Zu bearbeitende Aufgabe: Gib den folgenden Text zur Charakterkomik bei Henri Bergson vollständig und wortgetreu wieder.

Ausgewählter Text:
Charakterkomik in "Das Lachen" von Henri Bergson


Hausarbeit, 2011

16 Seiten


Leseprobe


Inhaltsverzeichnis

EINLEITUNG

HAUPTTEIL

1. Henri Bergson

2. Die Charakterkomik bei Henri Bergson

3. Moliere

4. Die Charakterkomik bei Moliere

5. Vergleich der beiden Charakterkomiken

SCHLUSS

I. Einleitung

Bei dieser Hausarbeit handelt es sich um eine Ausarbeitung des Präsentationthemas, welches im Rahmen des Moduls „Einführung in die Literatur- und Kulturtheorie“ im Seminar „Komiktheorie“ bearbeitet wurde. Die Präsentation umfasste das Werk „Das Lachen“ von Henri Bergson, wobei meinerseits eine Beschäftigung mit der Charakterkomik stattgefunden hat.

Entnommene Angaben:

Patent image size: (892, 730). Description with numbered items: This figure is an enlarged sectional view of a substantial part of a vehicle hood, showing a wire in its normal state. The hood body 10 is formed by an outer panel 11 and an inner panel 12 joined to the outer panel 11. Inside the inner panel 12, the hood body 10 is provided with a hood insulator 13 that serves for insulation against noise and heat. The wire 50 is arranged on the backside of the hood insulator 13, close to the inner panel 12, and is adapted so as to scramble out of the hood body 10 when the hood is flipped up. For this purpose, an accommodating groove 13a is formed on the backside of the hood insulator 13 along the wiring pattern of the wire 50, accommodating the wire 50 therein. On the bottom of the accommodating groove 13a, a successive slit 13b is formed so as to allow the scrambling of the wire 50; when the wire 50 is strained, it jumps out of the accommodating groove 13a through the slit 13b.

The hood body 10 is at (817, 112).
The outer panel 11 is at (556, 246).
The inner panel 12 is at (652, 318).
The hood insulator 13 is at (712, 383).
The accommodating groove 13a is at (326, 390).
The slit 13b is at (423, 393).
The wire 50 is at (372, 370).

Ergebnis der Übung:
Charakterkomik in "Das Lachen" von Henri Bergson


Hausarbeit, 2011

16 Seiten


Leseprobe


Inhaltsverzeichnis

EINLEITUNG

HAUPTTEIL

1. Henri Bergson

2. Die Charakterkomik bei Henri Bergson

3. Moliere

4. Die Charakterkomik bei Moliere

5. Vergleich der beiden Charakterkomiken

SCHLUSS

I. Einleitung

Bei dieser Hausarbeit handelt es sich um eine Ausarbeitung des Präsentationthemas, welches im Rahmen des Moduls „Einführung in die Literatur- und Kulturtheorie“ im Seminar „Komiktheorie“ bearbeitet wurde. Die Präsentation umfasste das Werk „Das Lachen“ von Henri Bergson, wobei meinerseits eine Beschäftigung mit der Charakterkomik stattgefunden hat.